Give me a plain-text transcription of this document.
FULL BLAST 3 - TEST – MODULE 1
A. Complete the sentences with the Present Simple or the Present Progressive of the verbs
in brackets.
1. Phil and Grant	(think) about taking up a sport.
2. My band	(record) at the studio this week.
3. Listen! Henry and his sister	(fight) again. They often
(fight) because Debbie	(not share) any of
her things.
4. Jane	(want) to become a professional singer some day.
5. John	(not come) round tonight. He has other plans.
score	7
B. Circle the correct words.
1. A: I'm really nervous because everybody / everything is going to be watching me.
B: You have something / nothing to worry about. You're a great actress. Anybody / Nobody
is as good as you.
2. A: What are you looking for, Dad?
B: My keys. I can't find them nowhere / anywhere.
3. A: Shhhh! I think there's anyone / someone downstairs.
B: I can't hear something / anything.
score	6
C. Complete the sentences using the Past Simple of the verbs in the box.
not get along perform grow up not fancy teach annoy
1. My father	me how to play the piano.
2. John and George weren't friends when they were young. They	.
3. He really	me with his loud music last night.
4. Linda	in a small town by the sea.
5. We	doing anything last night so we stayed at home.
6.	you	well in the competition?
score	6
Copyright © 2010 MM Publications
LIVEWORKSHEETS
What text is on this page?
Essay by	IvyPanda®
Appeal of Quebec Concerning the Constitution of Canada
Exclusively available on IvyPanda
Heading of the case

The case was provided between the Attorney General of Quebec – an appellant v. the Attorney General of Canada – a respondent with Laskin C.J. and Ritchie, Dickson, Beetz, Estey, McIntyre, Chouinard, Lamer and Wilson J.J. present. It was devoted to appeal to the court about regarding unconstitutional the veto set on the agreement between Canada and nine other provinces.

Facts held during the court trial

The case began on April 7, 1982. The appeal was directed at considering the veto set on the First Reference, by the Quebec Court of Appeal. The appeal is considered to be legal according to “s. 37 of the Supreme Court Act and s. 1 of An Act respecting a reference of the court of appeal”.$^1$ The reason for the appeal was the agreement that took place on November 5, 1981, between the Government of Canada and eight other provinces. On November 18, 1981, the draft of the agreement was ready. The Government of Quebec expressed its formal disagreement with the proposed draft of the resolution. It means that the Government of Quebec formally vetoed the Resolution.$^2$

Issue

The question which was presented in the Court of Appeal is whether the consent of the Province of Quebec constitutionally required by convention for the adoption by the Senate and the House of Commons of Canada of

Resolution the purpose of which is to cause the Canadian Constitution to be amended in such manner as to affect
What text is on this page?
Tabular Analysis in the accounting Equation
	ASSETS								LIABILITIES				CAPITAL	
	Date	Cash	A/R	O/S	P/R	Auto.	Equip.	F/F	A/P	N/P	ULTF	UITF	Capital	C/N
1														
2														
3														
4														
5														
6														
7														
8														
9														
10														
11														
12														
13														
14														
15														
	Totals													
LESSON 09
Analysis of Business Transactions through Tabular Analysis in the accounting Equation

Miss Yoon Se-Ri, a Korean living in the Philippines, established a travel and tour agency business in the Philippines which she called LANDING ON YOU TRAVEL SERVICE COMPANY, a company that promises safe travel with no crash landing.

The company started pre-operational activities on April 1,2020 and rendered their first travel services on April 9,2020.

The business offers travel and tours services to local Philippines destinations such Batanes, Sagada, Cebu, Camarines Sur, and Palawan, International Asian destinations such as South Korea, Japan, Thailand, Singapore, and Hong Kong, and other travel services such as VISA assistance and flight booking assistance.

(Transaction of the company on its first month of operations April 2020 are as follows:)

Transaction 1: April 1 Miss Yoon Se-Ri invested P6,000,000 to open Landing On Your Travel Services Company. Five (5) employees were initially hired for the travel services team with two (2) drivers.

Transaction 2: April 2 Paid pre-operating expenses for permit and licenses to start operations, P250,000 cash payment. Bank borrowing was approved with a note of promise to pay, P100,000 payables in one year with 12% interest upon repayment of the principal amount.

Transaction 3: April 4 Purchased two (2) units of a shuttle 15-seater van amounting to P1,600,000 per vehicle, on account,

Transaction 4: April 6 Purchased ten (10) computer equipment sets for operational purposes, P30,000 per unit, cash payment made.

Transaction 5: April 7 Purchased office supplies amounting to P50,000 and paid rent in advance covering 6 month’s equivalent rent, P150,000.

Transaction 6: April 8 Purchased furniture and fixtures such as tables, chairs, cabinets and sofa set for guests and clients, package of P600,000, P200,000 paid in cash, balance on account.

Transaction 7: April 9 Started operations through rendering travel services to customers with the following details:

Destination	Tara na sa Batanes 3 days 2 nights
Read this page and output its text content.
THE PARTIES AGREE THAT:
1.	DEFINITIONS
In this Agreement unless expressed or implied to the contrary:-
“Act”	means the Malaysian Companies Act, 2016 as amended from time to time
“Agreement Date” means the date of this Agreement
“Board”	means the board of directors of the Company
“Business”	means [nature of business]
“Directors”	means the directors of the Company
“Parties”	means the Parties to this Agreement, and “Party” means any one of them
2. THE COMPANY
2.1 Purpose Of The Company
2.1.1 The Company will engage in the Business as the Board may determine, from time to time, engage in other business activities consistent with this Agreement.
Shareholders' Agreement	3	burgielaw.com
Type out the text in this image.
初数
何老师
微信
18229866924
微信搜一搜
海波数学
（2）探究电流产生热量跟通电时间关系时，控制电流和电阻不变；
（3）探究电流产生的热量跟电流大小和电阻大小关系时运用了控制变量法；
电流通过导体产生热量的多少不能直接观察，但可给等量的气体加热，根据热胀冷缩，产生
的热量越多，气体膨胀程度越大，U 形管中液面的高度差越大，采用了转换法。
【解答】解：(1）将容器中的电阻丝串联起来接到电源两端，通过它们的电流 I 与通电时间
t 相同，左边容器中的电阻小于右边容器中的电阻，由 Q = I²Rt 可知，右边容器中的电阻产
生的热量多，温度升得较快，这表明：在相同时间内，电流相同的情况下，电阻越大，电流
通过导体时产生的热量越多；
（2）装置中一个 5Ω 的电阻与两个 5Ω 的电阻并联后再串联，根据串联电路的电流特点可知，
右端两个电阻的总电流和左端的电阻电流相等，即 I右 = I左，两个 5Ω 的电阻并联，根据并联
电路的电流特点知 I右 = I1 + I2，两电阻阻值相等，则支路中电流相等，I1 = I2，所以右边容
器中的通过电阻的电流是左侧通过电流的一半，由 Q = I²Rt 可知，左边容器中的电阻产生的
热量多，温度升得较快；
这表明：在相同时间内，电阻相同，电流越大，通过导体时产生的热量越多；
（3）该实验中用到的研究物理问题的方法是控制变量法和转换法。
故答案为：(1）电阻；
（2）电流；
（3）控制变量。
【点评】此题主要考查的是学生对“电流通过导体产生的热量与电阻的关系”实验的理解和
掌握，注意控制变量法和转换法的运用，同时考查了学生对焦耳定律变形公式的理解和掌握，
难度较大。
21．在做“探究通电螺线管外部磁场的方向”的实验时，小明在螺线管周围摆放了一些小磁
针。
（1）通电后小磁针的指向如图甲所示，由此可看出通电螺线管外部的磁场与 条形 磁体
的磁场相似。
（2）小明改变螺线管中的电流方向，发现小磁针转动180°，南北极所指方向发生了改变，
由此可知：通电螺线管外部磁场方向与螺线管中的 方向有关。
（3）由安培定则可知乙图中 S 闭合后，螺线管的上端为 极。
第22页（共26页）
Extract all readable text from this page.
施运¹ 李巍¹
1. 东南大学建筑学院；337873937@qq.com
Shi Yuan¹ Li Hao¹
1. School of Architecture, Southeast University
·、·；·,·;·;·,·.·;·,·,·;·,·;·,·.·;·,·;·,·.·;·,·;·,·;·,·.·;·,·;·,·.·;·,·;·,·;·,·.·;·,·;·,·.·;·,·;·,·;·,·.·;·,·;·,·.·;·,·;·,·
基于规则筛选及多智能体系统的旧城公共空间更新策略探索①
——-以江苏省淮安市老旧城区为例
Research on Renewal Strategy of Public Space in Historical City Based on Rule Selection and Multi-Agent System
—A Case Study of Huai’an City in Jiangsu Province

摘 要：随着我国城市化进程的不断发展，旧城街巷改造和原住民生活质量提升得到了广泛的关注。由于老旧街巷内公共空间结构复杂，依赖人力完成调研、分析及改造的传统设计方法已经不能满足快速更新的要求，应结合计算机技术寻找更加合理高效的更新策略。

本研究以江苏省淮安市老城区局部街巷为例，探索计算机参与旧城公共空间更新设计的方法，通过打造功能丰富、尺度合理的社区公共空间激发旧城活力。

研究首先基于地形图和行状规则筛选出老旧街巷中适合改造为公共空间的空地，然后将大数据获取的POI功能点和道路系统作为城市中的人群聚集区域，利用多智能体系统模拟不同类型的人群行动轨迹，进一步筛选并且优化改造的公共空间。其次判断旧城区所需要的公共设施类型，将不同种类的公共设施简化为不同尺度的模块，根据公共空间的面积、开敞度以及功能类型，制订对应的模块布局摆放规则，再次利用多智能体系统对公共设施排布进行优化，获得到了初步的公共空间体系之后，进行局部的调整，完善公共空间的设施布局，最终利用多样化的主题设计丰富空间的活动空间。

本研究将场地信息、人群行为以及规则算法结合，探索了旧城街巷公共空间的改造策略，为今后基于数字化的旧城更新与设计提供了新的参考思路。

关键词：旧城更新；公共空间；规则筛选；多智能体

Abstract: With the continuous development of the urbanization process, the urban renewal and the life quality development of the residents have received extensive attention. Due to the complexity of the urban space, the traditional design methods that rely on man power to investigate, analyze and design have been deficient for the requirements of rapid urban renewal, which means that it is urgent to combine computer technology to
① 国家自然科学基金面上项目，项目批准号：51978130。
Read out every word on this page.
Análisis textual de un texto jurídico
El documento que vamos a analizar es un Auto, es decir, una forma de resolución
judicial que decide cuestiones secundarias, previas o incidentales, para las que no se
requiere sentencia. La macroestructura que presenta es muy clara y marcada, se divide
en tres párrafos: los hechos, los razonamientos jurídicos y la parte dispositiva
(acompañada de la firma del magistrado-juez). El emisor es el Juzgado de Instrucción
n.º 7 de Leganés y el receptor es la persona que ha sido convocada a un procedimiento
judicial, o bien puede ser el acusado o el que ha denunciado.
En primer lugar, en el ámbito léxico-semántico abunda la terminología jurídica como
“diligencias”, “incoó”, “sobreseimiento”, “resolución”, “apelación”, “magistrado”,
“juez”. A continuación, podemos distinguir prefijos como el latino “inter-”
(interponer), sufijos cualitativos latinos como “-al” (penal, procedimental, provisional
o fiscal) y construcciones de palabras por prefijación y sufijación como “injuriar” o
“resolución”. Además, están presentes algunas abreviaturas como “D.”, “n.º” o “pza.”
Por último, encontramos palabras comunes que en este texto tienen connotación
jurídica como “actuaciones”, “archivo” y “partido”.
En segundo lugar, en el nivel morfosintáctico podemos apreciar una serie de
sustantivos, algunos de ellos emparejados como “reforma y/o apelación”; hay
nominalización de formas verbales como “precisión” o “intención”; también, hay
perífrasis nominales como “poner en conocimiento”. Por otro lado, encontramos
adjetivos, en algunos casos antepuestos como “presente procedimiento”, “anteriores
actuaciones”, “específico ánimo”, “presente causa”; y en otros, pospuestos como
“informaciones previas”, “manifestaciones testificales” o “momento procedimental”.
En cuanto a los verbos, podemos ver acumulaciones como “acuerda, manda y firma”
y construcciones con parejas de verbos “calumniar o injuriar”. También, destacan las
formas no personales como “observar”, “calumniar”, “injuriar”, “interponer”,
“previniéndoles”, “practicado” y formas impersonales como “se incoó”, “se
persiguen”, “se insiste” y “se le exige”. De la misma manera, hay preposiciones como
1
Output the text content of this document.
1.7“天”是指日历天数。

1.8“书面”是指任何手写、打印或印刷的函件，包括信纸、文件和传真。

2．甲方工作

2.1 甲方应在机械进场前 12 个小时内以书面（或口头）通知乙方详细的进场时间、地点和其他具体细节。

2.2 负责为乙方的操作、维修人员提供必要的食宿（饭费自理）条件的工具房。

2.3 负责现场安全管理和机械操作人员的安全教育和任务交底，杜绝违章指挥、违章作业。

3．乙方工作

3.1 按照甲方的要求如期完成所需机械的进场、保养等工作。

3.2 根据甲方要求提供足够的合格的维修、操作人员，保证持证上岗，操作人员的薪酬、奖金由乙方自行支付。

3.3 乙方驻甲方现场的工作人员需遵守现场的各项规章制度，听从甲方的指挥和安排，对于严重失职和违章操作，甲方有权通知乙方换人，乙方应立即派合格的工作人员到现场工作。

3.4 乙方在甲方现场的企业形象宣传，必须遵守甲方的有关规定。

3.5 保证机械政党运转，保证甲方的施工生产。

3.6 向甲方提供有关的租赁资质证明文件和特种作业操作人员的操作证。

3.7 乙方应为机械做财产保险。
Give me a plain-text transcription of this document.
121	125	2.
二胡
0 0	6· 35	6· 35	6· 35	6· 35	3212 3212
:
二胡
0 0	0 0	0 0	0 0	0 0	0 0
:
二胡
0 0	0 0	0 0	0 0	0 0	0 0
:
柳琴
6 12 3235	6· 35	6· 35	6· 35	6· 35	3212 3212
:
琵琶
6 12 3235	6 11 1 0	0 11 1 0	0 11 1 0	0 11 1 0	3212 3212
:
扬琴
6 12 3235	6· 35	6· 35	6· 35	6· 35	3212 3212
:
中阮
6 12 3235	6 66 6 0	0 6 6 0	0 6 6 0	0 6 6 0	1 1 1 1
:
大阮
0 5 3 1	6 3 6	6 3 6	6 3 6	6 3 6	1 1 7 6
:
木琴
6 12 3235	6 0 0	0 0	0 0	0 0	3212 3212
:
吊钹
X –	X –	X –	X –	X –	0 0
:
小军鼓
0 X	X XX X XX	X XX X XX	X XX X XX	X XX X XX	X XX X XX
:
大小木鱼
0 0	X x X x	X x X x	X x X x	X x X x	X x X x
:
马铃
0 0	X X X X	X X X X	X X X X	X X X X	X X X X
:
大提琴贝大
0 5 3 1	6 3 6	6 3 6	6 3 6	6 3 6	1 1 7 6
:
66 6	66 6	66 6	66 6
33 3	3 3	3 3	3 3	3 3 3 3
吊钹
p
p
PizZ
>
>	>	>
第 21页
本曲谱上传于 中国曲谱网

┄┄┄┄┄┄┄┄┄┄┄┄┄┄┄┄┄┄┄┄

→ Required task:
Gather up, from the records above, each line where the word "Complete" appears.

→ Exercise output:
A. Complete the sentences with the Present Simple or the Present Progressive of the verbs
C. Complete the sentences using the Past Simple of the verbs in the box.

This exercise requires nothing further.